══ Records to process
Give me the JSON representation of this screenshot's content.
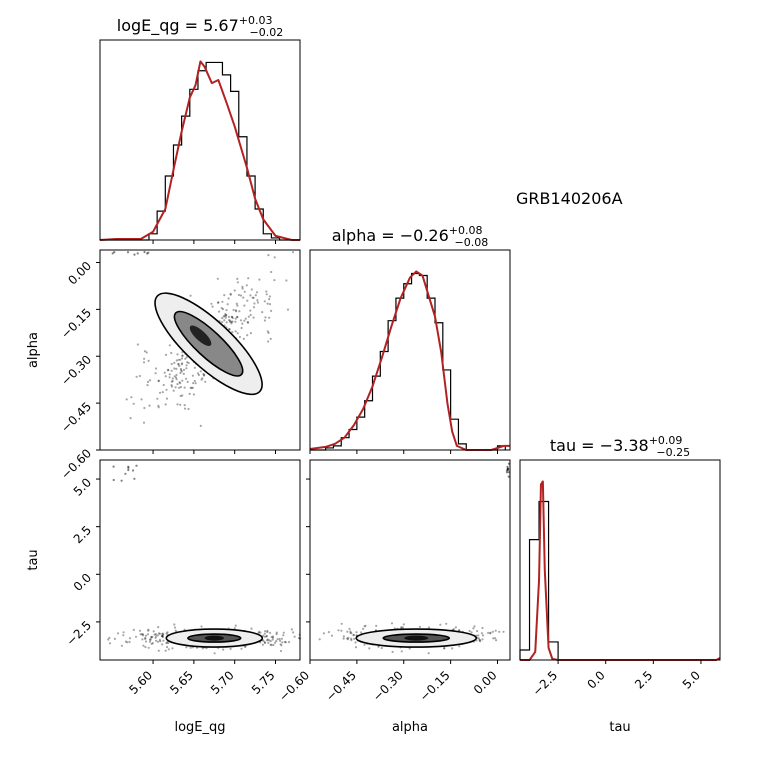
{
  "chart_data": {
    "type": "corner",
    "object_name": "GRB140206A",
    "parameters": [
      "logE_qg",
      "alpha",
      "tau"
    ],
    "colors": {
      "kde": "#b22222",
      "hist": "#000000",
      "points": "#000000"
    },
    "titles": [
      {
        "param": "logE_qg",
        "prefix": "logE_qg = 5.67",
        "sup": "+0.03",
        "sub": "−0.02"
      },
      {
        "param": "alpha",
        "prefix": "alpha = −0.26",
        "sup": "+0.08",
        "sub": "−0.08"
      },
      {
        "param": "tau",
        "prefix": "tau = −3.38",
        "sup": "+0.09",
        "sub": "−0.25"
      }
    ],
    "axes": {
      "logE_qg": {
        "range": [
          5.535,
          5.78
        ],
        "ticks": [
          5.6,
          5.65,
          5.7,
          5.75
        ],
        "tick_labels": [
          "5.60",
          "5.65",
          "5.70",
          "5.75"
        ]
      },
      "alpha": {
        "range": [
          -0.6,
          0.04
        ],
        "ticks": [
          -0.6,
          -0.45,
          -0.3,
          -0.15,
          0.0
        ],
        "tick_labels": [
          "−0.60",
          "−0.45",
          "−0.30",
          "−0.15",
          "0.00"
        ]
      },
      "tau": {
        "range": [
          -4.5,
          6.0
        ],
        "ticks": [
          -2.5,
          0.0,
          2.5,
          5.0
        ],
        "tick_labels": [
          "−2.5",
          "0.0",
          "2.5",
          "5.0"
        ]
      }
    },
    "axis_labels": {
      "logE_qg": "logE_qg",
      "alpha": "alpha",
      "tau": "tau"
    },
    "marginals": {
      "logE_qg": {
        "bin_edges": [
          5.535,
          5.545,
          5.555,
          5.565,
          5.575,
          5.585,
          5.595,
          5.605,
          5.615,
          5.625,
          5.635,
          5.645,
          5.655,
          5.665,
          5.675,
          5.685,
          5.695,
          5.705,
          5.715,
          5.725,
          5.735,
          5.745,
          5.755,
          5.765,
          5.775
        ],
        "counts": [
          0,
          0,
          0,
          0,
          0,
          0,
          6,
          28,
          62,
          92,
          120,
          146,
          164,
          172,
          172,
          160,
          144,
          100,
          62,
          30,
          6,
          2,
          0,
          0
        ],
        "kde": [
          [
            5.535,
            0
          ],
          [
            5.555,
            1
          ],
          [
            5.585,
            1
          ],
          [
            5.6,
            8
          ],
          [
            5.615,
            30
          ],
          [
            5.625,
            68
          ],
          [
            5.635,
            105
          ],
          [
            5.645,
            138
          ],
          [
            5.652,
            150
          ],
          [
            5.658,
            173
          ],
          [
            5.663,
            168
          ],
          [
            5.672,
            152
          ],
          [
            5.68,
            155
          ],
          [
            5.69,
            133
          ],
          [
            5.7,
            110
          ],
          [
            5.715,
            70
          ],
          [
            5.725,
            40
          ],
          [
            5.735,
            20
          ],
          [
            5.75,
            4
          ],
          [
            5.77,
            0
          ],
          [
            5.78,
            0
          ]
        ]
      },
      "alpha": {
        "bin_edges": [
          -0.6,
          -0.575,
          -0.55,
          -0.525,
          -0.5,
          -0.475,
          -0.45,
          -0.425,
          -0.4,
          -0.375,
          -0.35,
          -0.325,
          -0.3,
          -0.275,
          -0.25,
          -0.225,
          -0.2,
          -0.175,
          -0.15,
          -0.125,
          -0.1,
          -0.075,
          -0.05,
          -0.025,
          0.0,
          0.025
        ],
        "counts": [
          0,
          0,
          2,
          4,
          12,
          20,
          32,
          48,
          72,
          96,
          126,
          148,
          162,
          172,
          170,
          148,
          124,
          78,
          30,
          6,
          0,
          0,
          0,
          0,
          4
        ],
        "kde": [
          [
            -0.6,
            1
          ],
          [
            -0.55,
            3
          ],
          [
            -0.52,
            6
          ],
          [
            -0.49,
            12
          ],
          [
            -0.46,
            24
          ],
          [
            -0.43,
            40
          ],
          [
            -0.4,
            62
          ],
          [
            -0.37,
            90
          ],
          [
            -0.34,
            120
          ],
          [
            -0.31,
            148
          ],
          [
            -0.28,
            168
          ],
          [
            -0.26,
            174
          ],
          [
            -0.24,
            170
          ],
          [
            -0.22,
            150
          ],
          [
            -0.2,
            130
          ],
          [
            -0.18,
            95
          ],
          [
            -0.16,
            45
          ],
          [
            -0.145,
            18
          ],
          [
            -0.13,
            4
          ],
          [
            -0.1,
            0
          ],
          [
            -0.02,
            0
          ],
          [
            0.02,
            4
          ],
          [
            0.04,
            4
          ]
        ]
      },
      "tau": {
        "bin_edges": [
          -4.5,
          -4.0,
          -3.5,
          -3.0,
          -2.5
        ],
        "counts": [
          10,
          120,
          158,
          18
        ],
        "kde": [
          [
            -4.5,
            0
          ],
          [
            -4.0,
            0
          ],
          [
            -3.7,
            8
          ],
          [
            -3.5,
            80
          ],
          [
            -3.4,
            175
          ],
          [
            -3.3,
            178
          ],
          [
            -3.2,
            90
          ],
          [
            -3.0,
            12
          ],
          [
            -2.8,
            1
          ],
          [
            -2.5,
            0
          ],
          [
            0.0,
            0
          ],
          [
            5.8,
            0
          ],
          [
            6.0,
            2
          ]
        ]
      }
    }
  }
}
════
══ Records to process
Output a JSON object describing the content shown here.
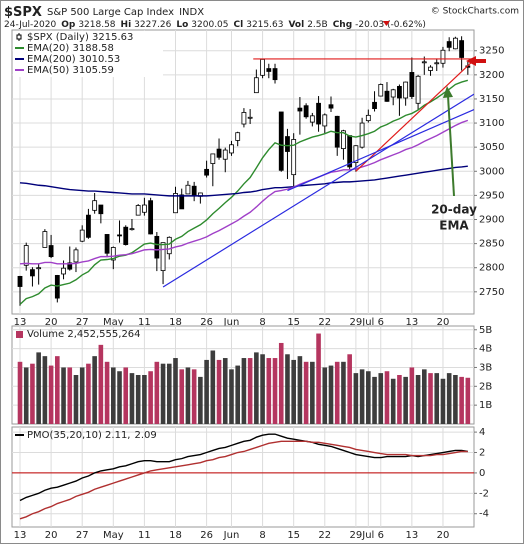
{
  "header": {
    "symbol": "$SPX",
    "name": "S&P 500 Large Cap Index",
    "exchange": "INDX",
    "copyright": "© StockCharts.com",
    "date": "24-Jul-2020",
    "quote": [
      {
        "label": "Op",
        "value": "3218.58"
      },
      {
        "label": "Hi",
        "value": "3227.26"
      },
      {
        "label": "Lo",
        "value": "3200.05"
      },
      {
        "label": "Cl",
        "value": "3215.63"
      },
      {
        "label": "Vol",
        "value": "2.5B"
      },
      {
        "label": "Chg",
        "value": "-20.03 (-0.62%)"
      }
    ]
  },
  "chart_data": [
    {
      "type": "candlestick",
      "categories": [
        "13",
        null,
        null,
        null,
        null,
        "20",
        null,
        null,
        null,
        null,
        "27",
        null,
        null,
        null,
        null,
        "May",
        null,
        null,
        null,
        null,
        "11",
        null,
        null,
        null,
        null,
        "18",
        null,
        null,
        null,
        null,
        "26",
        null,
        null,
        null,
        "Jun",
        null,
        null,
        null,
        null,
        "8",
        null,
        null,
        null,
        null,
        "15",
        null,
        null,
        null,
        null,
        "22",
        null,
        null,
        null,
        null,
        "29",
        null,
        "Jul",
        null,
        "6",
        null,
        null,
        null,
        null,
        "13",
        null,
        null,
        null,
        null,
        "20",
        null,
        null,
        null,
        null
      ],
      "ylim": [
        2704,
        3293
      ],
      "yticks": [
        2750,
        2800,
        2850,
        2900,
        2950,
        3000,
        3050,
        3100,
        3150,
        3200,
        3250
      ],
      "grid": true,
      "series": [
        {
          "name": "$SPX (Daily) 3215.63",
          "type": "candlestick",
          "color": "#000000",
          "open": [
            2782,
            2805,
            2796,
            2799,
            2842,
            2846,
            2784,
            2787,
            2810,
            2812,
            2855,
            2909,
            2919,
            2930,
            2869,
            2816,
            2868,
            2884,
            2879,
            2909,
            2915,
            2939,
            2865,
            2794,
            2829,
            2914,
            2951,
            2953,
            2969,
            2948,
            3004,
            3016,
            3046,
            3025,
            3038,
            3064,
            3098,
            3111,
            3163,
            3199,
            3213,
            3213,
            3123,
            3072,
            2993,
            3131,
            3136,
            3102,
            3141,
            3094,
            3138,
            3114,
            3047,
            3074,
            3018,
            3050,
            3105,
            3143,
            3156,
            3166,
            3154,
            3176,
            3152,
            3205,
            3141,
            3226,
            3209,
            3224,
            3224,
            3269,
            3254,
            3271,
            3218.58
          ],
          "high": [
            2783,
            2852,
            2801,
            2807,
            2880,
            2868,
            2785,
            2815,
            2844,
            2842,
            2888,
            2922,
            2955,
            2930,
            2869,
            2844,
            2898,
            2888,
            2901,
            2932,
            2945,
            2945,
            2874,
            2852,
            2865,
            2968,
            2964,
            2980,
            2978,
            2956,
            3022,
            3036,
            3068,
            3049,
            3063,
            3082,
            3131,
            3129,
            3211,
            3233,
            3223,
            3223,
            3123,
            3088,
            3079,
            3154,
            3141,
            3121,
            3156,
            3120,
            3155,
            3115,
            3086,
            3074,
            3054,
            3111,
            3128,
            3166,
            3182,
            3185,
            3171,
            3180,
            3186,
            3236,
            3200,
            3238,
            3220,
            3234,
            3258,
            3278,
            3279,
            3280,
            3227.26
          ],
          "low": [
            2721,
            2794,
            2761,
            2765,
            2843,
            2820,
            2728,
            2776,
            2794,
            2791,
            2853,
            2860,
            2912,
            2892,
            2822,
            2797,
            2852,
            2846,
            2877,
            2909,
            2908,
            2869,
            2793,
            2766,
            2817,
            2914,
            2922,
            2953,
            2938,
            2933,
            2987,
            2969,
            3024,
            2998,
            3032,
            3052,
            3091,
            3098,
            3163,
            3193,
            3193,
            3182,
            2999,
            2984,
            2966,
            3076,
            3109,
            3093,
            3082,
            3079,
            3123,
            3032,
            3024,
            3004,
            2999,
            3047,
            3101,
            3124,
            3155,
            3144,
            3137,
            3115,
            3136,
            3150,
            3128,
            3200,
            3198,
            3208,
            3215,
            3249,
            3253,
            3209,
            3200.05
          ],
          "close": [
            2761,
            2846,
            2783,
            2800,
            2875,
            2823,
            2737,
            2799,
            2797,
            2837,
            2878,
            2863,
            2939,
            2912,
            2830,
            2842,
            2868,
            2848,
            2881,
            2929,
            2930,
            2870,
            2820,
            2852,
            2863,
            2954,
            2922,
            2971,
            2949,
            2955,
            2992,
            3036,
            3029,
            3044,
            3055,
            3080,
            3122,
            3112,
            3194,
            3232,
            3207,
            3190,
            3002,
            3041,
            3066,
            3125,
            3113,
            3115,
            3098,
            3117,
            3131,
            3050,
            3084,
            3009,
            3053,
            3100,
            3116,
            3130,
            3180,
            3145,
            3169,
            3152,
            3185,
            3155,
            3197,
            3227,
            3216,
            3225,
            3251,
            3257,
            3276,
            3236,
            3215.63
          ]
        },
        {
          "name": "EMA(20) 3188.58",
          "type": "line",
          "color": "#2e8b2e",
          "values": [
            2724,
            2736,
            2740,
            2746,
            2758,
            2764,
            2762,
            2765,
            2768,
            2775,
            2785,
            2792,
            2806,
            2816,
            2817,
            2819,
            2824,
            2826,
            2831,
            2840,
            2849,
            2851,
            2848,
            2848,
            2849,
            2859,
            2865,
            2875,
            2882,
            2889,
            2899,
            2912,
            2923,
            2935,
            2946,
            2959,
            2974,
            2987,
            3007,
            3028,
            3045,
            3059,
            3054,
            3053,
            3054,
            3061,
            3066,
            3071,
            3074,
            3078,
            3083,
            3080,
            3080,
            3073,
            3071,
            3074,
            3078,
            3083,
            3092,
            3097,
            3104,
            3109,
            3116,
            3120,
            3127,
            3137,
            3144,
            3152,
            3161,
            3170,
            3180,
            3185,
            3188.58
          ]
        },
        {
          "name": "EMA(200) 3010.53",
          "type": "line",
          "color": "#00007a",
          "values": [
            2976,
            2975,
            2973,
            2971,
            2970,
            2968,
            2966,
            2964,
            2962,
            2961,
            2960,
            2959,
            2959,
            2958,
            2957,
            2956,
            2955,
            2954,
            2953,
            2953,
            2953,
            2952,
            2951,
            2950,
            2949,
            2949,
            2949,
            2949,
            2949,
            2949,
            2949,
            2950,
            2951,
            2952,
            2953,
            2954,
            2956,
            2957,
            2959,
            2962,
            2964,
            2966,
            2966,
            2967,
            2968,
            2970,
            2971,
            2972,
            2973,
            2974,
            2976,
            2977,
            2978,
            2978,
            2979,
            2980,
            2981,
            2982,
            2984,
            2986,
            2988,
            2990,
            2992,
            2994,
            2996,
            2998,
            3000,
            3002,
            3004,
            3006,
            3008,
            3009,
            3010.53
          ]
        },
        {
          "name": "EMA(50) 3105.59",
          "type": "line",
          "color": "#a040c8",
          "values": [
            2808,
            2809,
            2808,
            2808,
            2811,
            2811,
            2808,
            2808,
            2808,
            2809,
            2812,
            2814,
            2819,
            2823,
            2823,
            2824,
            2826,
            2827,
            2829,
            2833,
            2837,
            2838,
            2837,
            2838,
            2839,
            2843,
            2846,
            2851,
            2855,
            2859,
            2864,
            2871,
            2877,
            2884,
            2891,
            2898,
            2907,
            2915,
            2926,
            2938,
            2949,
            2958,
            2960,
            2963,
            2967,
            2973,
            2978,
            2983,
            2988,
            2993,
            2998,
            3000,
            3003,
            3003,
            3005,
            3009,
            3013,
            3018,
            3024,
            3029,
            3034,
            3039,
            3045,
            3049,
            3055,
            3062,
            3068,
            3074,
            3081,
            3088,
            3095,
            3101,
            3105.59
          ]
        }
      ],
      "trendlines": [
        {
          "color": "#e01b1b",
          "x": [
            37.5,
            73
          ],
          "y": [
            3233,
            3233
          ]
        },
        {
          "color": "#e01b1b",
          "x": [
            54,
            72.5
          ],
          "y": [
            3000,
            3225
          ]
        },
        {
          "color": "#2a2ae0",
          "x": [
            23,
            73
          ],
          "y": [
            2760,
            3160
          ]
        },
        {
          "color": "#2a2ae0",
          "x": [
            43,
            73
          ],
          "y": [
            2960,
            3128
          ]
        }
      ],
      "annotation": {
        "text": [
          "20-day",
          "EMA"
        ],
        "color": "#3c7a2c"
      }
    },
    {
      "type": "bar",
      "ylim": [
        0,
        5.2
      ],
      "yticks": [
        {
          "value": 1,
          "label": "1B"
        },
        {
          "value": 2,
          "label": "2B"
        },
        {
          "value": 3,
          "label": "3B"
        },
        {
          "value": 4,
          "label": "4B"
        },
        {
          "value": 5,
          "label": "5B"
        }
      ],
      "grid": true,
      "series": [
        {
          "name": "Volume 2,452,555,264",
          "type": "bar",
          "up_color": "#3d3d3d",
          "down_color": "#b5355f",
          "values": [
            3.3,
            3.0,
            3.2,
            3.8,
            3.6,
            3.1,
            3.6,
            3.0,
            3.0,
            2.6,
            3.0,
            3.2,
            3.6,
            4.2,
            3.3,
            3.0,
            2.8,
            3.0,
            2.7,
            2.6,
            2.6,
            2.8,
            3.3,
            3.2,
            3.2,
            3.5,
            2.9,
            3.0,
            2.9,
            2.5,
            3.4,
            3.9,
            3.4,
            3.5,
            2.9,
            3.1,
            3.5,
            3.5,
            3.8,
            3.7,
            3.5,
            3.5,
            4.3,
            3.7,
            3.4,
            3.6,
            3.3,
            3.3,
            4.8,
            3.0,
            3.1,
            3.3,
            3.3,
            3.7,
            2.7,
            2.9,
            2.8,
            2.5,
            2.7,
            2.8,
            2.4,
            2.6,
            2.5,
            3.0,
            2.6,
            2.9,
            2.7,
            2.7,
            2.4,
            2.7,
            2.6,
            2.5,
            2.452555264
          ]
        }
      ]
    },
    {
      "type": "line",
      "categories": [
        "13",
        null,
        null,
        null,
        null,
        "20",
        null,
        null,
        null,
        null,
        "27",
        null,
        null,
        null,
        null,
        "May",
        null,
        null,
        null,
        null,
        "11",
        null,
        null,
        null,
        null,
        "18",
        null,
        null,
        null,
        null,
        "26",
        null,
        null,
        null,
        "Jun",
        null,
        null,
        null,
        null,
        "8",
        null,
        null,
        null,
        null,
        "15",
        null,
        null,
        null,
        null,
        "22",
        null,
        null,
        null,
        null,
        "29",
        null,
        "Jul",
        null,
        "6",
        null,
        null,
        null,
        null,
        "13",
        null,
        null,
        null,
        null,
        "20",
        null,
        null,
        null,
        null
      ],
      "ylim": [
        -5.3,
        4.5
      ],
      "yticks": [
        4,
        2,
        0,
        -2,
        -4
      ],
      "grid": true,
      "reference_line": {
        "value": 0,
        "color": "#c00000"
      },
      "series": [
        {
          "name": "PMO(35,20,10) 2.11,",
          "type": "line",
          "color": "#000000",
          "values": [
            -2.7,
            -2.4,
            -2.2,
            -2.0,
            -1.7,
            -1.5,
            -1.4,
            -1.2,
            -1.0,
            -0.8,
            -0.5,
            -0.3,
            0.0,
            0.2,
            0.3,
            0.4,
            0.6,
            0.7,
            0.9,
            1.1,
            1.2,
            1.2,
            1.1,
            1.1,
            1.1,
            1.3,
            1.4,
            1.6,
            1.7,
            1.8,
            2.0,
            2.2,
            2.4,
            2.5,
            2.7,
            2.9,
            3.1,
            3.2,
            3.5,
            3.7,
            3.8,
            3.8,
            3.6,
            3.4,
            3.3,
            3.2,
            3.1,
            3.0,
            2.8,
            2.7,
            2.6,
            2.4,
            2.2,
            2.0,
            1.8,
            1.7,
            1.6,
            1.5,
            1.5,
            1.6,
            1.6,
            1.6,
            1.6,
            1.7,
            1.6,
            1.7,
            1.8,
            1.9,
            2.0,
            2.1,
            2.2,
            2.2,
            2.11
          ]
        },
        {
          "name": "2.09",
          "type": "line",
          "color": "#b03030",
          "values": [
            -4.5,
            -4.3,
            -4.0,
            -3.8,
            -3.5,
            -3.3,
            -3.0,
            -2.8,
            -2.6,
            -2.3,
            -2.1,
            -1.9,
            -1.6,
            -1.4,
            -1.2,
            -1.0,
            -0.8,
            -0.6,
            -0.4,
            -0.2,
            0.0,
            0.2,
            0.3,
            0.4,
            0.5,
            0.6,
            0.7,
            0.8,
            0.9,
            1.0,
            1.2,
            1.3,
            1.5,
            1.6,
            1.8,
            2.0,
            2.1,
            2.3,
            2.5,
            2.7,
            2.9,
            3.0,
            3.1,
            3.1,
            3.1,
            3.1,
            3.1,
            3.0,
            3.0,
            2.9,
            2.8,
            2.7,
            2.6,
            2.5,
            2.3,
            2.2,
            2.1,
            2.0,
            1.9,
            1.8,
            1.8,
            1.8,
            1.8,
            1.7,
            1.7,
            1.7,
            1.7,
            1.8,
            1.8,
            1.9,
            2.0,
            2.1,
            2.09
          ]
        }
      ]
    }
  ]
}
════
Out of the preceding entries, pull every line containing the string "content".

Give me the JSON representation of this screenshot's content.
Output a JSON object describing the content shown here.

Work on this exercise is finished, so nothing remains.